Materials provided:
— begin —
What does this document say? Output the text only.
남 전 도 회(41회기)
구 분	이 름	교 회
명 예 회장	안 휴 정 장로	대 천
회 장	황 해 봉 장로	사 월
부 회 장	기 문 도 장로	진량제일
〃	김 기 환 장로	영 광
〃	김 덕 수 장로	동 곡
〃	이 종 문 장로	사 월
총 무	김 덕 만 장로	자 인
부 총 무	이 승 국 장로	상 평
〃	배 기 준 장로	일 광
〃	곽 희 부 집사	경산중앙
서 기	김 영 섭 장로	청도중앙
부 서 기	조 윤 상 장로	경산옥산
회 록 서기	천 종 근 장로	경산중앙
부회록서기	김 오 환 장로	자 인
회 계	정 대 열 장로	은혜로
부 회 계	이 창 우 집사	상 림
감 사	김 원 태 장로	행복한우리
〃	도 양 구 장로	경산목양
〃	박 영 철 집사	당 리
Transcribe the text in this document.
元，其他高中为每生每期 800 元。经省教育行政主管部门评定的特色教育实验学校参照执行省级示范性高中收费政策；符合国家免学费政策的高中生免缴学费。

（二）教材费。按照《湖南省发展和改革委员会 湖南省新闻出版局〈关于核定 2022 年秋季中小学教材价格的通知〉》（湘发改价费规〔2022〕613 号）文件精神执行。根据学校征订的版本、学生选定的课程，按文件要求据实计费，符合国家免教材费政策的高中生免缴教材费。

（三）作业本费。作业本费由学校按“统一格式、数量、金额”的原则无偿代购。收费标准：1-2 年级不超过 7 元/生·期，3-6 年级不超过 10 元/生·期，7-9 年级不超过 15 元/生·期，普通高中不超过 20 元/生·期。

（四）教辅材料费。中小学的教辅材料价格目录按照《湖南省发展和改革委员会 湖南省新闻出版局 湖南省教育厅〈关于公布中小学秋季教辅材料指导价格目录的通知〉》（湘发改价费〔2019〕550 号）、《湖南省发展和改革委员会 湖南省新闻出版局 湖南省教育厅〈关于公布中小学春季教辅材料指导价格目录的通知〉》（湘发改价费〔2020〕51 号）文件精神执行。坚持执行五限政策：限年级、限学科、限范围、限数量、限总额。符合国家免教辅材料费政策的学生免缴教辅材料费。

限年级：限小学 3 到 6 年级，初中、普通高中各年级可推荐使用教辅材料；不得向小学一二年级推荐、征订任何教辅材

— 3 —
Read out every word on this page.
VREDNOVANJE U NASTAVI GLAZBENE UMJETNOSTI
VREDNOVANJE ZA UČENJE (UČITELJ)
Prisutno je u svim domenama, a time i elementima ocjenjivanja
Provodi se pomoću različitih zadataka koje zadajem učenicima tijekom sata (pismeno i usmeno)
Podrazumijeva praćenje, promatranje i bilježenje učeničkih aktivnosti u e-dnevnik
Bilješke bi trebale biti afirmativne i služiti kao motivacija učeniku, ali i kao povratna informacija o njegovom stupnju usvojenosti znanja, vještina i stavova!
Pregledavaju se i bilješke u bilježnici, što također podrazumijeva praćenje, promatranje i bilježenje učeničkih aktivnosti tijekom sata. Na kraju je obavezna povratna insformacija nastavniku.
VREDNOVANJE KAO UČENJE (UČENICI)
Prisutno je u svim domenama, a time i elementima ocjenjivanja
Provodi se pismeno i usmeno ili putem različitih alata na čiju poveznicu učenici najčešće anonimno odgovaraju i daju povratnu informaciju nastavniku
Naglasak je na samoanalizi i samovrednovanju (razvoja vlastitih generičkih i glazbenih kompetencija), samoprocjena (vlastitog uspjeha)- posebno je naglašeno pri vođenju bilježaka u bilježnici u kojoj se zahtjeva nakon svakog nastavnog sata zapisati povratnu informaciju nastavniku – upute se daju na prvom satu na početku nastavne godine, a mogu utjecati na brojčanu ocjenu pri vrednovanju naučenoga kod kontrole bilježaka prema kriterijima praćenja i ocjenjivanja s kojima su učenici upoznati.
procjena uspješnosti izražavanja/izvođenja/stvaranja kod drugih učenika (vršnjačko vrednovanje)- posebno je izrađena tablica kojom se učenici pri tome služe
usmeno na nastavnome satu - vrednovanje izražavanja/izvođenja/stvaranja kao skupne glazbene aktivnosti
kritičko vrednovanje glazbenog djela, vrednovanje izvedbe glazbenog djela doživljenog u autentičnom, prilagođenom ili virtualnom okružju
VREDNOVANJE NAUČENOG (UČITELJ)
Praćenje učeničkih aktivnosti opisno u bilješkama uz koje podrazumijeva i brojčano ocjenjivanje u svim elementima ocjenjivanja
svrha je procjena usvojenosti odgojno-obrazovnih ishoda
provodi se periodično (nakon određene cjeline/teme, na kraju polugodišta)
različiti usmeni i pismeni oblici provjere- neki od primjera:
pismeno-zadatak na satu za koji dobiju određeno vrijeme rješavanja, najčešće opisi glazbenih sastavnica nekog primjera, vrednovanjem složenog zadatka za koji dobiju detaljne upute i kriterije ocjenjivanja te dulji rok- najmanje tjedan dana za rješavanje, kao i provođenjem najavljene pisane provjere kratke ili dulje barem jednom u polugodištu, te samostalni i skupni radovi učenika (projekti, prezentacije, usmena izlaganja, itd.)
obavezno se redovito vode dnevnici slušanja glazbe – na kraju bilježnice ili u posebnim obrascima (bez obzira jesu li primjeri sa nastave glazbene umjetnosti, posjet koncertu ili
— end —
Work to complete: Write out every entry again, keeping each line exactly the same.

Task output:
What does this document say? Output the text only.
남 전 도 회(41회기)
구 분	이 름	교 회
명 예 회장	안 휴 정 장로	대 천
회 장	황 해 봉 장로	사 월
부 회 장	기 문 도 장로	진량제일
〃	김 기 환 장로	영 광
〃	김 덕 수 장로	동 곡
〃	이 종 문 장로	사 월
총 무	김 덕 만 장로	자 인
부 총 무	이 승 국 장로	상 평
〃	배 기 준 장로	일 광
〃	곽 희 부 집사	경산중앙
서 기	김 영 섭 장로	청도중앙
부 서 기	조 윤 상 장로	경산옥산
회 록 서기	천 종 근 장로	경산중앙
부회록서기	김 오 환 장로	자 인
회 계	정 대 열 장로	은혜로
부 회 계	이 창 우 집사	상 림
감 사	김 원 태 장로	행복한우리
〃	도 양 구 장로	경산목양
〃	박 영 철 집사	당 리
Transcribe the text in this document.
元，其他高中为每生每期 800 元。经省教育行政主管部门评定的特色教育实验学校参照执行省级示范性高中收费政策；符合国家免学费政策的高中生免缴学费。

（二）教材费。按照《湖南省发展和改革委员会 湖南省新闻出版局〈关于核定 2022 年秋季中小学教材价格的通知〉》（湘发改价费规〔2022〕613 号）文件精神执行。根据学校征订的版本、学生选定的课程，按文件要求据实计费，符合国家免教材费政策的高中生免缴教材费。

（三）作业本费。作业本费由学校按“统一格式、数量、金额”的原则无偿代购。收费标准：1-2 年级不超过 7 元/生·期，3-6 年级不超过 10 元/生·期，7-9 年级不超过 15 元/生·期，普通高中不超过 20 元/生·期。

（四）教辅材料费。中小学的教辅材料价格目录按照《湖南省发展和改革委员会 湖南省新闻出版局 湖南省教育厅〈关于公布中小学秋季教辅材料指导价格目录的通知〉》（湘发改价费〔2019〕550 号）、《湖南省发展和改革委员会 湖南省新闻出版局 湖南省教育厅〈关于公布中小学春季教辅材料指导价格目录的通知〉》（湘发改价费〔2020〕51 号）文件精神执行。坚持执行五限政策：限年级、限学科、限范围、限数量、限总额。符合国家免教辅材料费政策的学生免缴教辅材料费。

限年级：限小学 3 到 6 年级，初中、普通高中各年级可推荐使用教辅材料；不得向小学一二年级推荐、征订任何教辅材

— 3 —
Read out every word on this page.
VREDNOVANJE U NASTAVI GLAZBENE UMJETNOSTI
VREDNOVANJE ZA UČENJE (UČITELJ)
Prisutno je u svim domenama, a time i elementima ocjenjivanja
Provodi se pomoću različitih zadataka koje zadajem učenicima tijekom sata (pismeno i usmeno)
Podrazumijeva praćenje, promatranje i bilježenje učeničkih aktivnosti u e-dnevnik
Bilješke bi trebale biti afirmativne i služiti kao motivacija učeniku, ali i kao povratna informacija o njegovom stupnju usvojenosti znanja, vještina i stavova!
Pregledavaju se i bilješke u bilježnici, što također podrazumijeva praćenje, promatranje i bilježenje učeničkih aktivnosti tijekom sata. Na kraju je obavezna povratna insformacija nastavniku.
VREDNOVANJE KAO UČENJE (UČENICI)
Prisutno je u svim domenama, a time i elementima ocjenjivanja
Provodi se pismeno i usmeno ili putem različitih alata na čiju poveznicu učenici najčešće anonimno odgovaraju i daju povratnu informaciju nastavniku
Naglasak je na samoanalizi i samovrednovanju (razvoja vlastitih generičkih i glazbenih kompetencija), samoprocjena (vlastitog uspjeha)- posebno je naglašeno pri vođenju bilježaka u bilježnici u kojoj se zahtjeva nakon svakog nastavnog sata zapisati povratnu informaciju nastavniku – upute se daju na prvom satu na početku nastavne godine, a mogu utjecati na brojčanu ocjenu pri vrednovanju naučenoga kod kontrole bilježaka prema kriterijima praćenja i ocjenjivanja s kojima su učenici upoznati.
procjena uspješnosti izražavanja/izvođenja/stvaranja kod drugih učenika (vršnjačko vrednovanje)- posebno je izrađena tablica kojom se učenici pri tome služe
usmeno na nastavnome satu - vrednovanje izražavanja/izvođenja/stvaranja kao skupne glazbene aktivnosti
kritičko vrednovanje glazbenog djela, vrednovanje izvedbe glazbenog djela doživljenog u autentičnom, prilagođenom ili virtualnom okružju
VREDNOVANJE NAUČENOG (UČITELJ)
Praćenje učeničkih aktivnosti opisno u bilješkama uz koje podrazumijeva i brojčano ocjenjivanje u svim elementima ocjenjivanja
svrha je procjena usvojenosti odgojno-obrazovnih ishoda
provodi se periodično (nakon određene cjeline/teme, na kraju polugodišta)
različiti usmeni i pismeni oblici provjere- neki od primjera:
pismeno-zadatak na satu za koji dobiju određeno vrijeme rješavanja, najčešće opisi glazbenih sastavnica nekog primjera, vrednovanjem složenog zadatka za koji dobiju detaljne upute i kriterije ocjenjivanja te dulji rok- najmanje tjedan dana za rješavanje, kao i provođenjem najavljene pisane provjere kratke ili dulje barem jednom u polugodištu, te samostalni i skupni radovi učenika (projekti, prezentacije, usmena izlaganja, itd.)
obavezno se redovito vode dnevnici slušanja glazbe – na kraju bilježnice ili u posebnim obrascima (bez obzira jesu li primjeri sa nastave glazbene umjetnosti, posjet koncertu ili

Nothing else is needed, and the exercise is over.